◆ **Required work**: Pick out each line in these entries that contains the string "link".

◆ **Raw data**:

## Begin

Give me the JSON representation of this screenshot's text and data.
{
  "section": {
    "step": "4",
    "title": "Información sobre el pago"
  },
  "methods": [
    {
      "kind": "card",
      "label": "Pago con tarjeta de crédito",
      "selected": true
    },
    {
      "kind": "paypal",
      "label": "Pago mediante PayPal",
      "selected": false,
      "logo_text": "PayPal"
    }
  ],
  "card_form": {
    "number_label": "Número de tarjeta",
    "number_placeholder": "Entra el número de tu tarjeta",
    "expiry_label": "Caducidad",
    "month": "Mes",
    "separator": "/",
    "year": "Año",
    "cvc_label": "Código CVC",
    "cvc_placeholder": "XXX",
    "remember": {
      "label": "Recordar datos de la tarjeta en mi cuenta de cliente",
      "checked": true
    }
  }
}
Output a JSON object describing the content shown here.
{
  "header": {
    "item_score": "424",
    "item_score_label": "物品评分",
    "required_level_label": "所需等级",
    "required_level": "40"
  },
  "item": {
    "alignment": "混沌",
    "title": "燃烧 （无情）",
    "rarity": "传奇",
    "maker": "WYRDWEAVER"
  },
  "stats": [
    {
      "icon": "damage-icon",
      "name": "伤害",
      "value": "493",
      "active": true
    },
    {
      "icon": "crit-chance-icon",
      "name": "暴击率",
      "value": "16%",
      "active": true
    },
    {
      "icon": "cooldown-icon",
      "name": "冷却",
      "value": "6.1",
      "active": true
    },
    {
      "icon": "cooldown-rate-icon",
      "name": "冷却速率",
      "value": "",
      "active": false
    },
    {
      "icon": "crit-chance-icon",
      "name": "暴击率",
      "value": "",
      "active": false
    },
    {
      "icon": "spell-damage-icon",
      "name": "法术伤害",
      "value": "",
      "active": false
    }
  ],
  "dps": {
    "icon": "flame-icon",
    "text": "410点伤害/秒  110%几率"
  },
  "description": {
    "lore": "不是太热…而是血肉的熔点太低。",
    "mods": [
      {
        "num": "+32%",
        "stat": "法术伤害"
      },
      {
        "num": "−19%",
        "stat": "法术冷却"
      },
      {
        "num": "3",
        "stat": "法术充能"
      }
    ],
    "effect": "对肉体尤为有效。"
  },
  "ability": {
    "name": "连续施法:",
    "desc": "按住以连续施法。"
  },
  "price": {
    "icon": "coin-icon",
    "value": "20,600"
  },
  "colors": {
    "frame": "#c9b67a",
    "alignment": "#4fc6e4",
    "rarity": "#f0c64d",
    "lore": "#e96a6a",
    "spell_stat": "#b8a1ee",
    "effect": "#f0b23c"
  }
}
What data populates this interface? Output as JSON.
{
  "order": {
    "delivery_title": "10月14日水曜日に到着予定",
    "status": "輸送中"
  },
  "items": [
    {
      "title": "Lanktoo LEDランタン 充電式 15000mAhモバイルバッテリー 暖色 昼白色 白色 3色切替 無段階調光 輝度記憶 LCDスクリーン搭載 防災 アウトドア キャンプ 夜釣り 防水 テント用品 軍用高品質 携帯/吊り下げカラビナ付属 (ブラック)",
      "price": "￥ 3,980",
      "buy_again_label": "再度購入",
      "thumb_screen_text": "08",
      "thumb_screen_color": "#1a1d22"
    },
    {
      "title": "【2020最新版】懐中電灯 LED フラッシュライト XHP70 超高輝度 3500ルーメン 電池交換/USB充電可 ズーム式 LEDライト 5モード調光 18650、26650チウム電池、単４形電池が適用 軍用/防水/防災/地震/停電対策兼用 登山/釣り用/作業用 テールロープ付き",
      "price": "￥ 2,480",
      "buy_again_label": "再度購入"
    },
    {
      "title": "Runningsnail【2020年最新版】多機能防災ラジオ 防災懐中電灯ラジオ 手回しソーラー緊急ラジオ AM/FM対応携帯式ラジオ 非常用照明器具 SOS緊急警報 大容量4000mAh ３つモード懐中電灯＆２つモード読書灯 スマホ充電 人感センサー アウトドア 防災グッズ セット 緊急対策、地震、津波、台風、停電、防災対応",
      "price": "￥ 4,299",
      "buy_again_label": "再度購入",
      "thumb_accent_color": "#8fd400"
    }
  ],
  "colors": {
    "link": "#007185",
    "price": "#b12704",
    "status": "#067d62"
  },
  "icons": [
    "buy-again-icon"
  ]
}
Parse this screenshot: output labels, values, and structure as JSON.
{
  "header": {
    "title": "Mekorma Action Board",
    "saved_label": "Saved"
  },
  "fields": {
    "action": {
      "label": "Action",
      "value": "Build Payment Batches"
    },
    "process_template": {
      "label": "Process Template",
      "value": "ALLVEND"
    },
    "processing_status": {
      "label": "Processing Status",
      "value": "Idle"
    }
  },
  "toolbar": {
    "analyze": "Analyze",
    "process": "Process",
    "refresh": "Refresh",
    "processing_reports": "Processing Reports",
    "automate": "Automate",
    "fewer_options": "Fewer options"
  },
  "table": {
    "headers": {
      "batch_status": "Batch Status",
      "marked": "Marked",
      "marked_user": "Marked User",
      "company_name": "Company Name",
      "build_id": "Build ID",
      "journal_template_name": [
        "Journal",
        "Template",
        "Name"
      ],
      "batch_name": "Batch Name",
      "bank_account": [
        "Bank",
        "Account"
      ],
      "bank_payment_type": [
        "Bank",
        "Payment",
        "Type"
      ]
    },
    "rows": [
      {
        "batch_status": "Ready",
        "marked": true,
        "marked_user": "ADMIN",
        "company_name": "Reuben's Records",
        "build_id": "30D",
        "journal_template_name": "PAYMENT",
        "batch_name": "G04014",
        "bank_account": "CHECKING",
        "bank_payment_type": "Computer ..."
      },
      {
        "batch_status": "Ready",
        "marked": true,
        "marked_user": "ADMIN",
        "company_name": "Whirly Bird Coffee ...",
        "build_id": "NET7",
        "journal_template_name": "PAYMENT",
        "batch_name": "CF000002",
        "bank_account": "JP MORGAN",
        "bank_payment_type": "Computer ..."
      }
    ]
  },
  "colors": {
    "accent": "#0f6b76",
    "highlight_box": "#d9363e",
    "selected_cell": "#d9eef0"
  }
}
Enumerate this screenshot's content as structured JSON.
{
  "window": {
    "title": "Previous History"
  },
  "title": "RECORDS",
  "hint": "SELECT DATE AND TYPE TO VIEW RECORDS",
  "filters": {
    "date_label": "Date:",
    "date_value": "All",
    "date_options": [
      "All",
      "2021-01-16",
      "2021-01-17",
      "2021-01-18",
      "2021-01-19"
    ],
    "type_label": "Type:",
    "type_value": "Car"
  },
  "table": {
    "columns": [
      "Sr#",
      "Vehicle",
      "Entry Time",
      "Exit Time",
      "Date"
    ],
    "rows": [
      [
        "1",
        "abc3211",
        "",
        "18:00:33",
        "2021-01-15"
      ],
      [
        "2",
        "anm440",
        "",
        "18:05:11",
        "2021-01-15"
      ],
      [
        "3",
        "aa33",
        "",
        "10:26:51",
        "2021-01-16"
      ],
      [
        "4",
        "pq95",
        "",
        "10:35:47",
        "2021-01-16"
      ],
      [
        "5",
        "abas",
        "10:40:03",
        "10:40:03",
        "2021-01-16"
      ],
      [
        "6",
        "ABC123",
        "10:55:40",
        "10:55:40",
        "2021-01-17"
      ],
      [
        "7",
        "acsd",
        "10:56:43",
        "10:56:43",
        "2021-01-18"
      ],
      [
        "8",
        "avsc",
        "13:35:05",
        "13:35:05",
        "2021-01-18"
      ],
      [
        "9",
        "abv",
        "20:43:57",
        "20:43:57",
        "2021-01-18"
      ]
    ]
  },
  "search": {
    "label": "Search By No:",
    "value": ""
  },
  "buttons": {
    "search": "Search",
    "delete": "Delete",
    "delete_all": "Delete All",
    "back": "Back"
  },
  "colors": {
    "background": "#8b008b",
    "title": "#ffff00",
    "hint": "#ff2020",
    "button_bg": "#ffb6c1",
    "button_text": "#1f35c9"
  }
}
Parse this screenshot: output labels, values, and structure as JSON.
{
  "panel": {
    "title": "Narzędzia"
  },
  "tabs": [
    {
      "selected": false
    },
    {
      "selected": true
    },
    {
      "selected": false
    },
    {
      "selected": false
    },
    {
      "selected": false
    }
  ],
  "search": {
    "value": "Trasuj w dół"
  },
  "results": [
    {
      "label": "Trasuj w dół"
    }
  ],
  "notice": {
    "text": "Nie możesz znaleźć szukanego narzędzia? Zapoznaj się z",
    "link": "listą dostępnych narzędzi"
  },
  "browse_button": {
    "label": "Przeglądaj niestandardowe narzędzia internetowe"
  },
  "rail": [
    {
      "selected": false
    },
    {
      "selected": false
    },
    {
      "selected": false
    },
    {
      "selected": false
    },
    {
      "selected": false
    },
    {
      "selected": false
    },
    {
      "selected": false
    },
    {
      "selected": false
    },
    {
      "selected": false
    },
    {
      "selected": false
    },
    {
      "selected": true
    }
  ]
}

## End

◆ **Final answer**:
    "link": "#007185",
    "link": "listą dostępnych narzędzi"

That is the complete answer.